Copy every line of the entries that includes the word "document".

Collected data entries
┌──
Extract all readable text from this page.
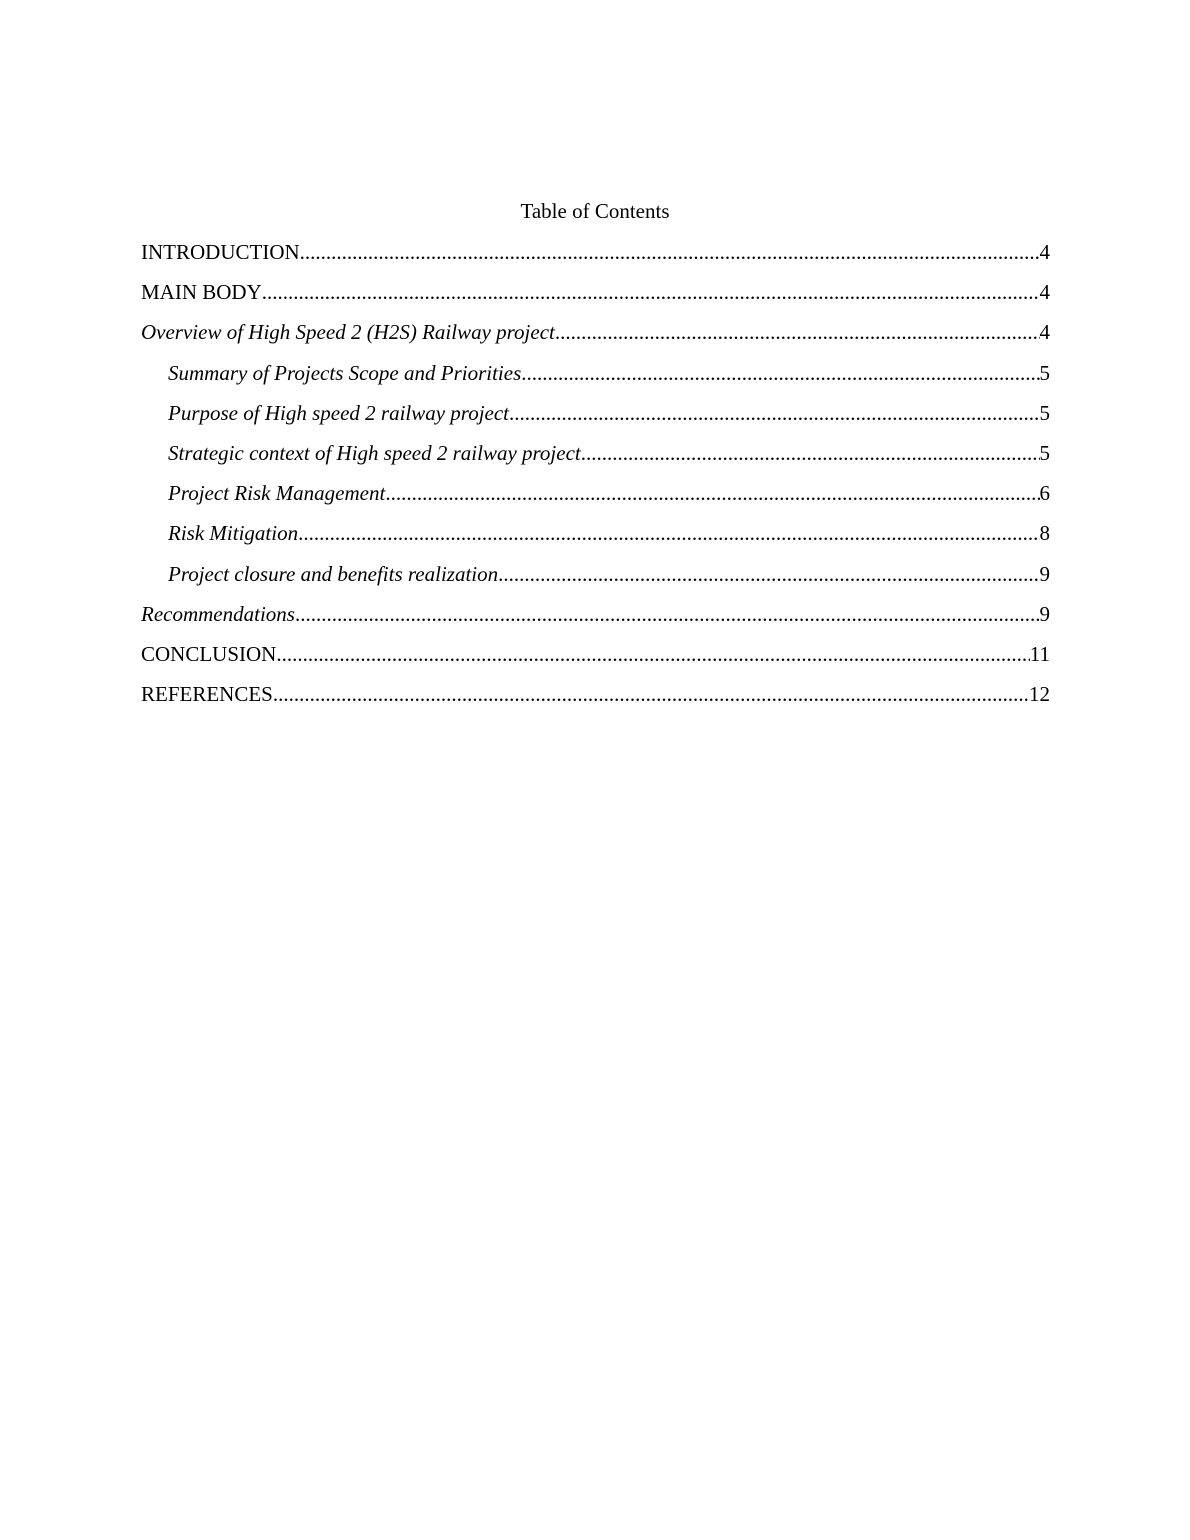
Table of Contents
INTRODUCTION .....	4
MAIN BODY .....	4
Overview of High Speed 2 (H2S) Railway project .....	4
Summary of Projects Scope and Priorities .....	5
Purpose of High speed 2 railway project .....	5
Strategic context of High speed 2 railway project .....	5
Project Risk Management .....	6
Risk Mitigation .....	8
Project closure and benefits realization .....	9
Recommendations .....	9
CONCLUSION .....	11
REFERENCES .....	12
└──
┌──
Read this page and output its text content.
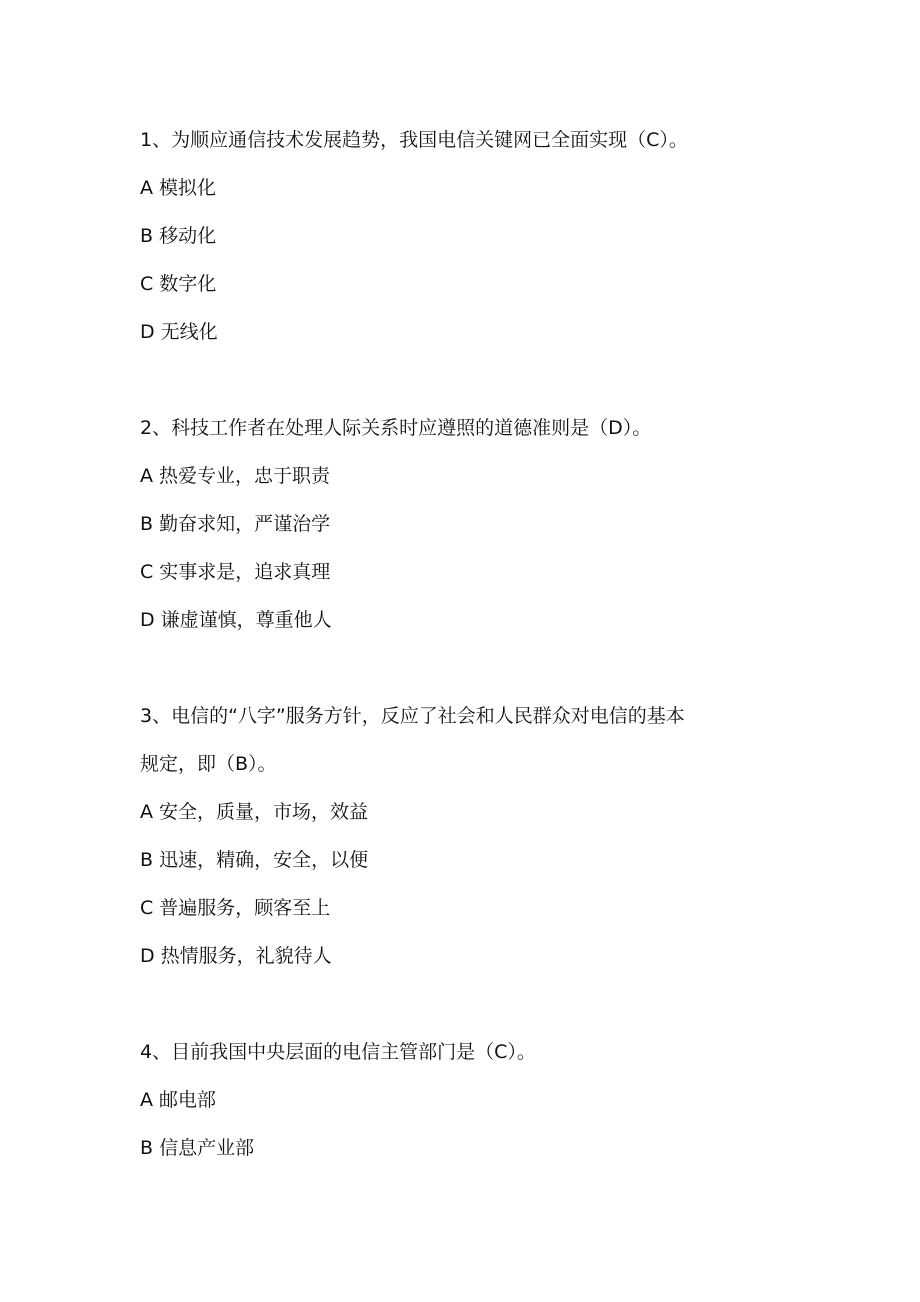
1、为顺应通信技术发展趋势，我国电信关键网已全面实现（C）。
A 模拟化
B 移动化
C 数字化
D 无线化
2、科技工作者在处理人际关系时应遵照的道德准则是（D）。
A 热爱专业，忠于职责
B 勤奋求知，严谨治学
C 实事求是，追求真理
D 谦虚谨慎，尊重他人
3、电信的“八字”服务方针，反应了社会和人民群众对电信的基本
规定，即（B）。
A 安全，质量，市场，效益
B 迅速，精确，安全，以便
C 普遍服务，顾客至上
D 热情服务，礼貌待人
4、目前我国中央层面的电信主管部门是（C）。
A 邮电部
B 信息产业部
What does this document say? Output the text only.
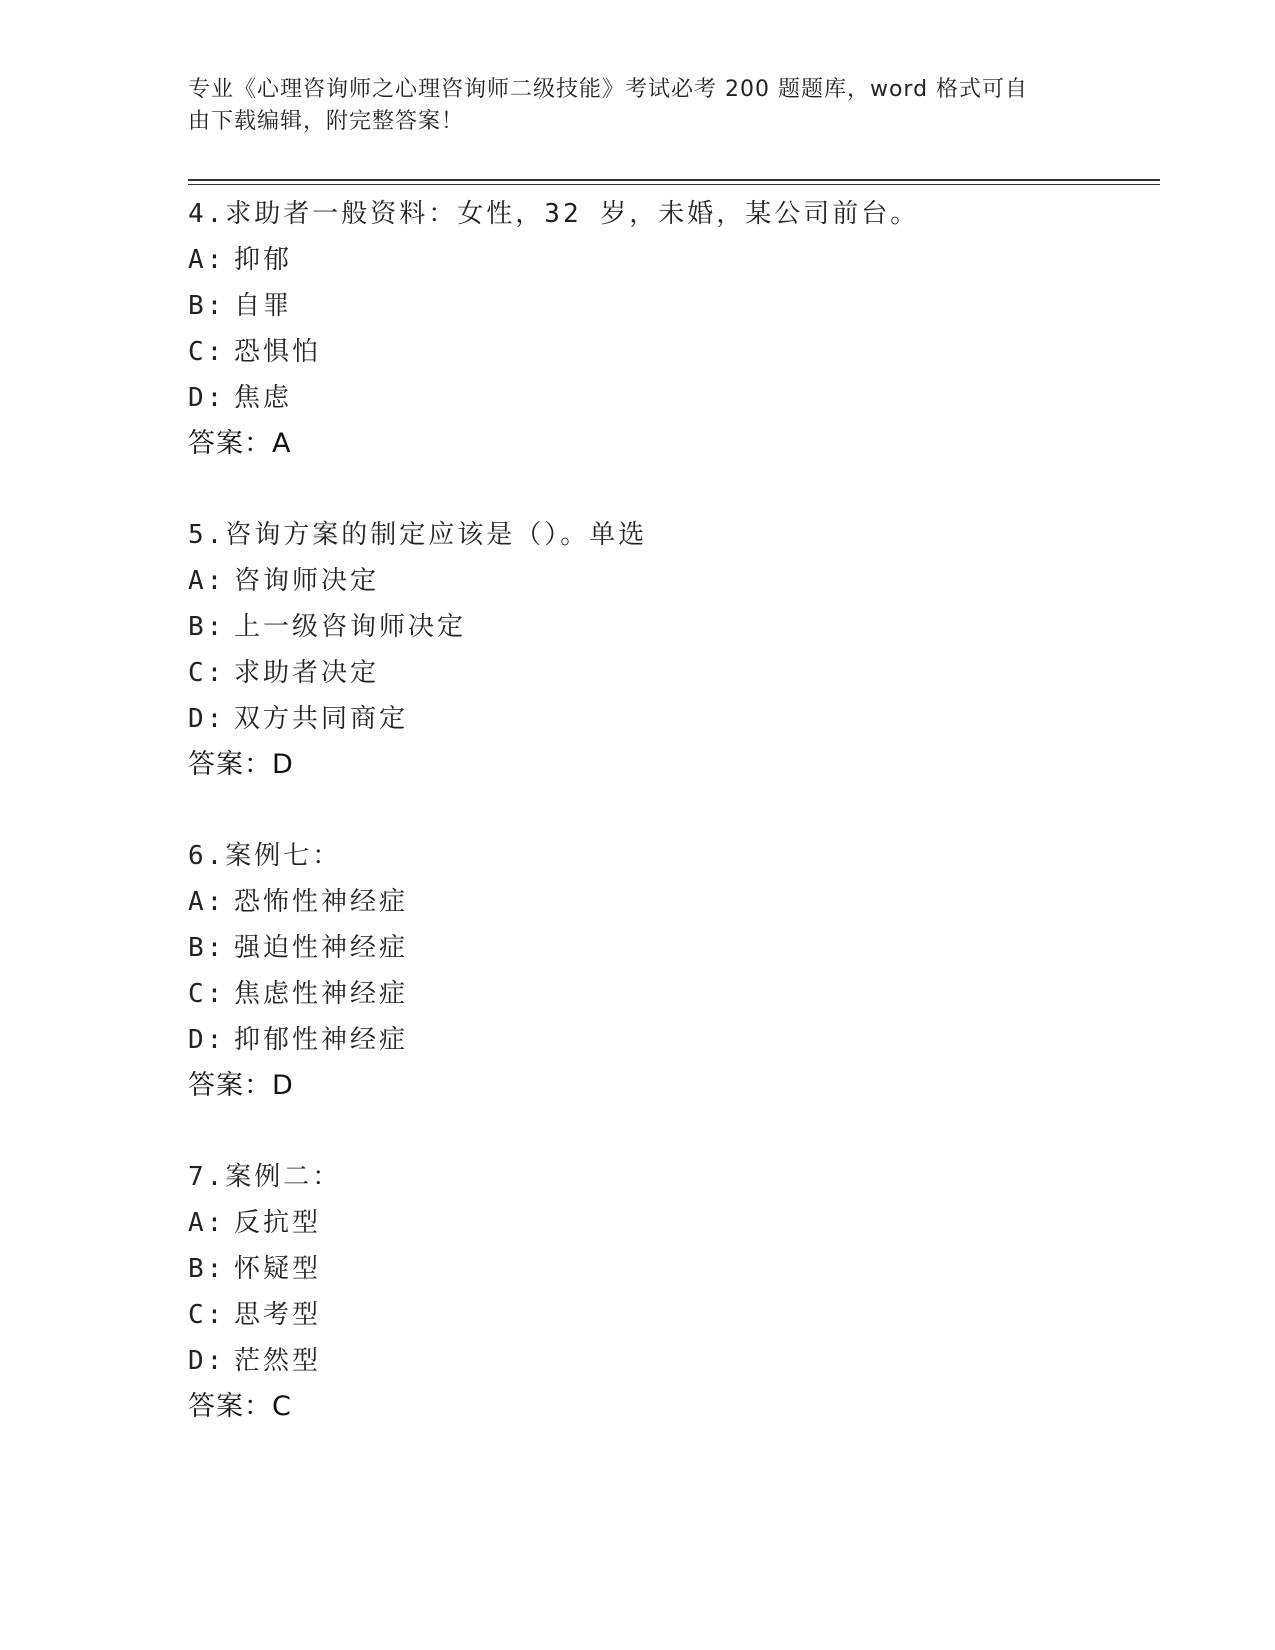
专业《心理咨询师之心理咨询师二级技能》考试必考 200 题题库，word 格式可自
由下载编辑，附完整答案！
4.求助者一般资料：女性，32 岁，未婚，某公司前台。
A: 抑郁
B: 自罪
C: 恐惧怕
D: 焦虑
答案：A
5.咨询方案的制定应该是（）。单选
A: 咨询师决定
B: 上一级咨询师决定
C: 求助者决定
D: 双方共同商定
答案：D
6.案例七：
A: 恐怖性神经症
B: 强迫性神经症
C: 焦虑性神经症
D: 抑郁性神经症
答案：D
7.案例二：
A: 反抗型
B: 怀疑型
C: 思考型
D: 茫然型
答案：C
└──
┌──
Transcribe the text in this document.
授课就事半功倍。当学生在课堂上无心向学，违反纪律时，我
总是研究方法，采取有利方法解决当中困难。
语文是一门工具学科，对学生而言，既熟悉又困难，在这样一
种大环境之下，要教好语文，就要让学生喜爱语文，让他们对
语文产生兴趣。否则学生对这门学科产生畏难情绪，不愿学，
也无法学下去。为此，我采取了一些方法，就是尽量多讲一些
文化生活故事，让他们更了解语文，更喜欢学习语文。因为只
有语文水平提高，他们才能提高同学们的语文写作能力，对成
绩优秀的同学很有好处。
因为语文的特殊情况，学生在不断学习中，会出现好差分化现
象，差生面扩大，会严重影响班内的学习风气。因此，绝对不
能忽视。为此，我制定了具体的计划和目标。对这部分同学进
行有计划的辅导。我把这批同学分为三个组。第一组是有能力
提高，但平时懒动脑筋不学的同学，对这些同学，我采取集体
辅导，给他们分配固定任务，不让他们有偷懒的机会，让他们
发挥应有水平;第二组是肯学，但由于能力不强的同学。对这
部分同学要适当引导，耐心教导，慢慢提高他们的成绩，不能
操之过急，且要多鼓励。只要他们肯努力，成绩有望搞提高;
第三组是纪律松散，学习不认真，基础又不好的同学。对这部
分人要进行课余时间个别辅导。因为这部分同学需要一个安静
└──
• [Final result]:
What does this document say? Output the text only.
Transcribe the text in this document.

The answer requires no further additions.